> [AIM]
Indicate only the number of lines in the listing below in which the word "name" appears.
**** INFORMATION SHOWN
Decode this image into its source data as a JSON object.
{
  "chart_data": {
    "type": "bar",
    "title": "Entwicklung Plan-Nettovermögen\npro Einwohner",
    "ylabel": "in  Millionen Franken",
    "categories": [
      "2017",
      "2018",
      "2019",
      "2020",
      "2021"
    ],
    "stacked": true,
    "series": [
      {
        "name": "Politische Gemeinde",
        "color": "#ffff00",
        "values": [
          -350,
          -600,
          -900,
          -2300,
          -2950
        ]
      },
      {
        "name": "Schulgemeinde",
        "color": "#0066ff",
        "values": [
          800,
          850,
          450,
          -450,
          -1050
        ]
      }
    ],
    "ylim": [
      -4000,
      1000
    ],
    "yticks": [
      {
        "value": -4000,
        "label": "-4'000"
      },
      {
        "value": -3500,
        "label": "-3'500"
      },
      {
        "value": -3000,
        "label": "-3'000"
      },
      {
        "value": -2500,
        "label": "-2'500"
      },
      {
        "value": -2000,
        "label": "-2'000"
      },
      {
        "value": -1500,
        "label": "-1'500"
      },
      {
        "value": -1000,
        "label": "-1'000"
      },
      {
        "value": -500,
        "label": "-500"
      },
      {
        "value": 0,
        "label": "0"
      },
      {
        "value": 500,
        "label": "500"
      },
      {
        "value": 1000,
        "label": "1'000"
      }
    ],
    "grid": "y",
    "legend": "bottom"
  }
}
********
> [FINAL RESULT]
2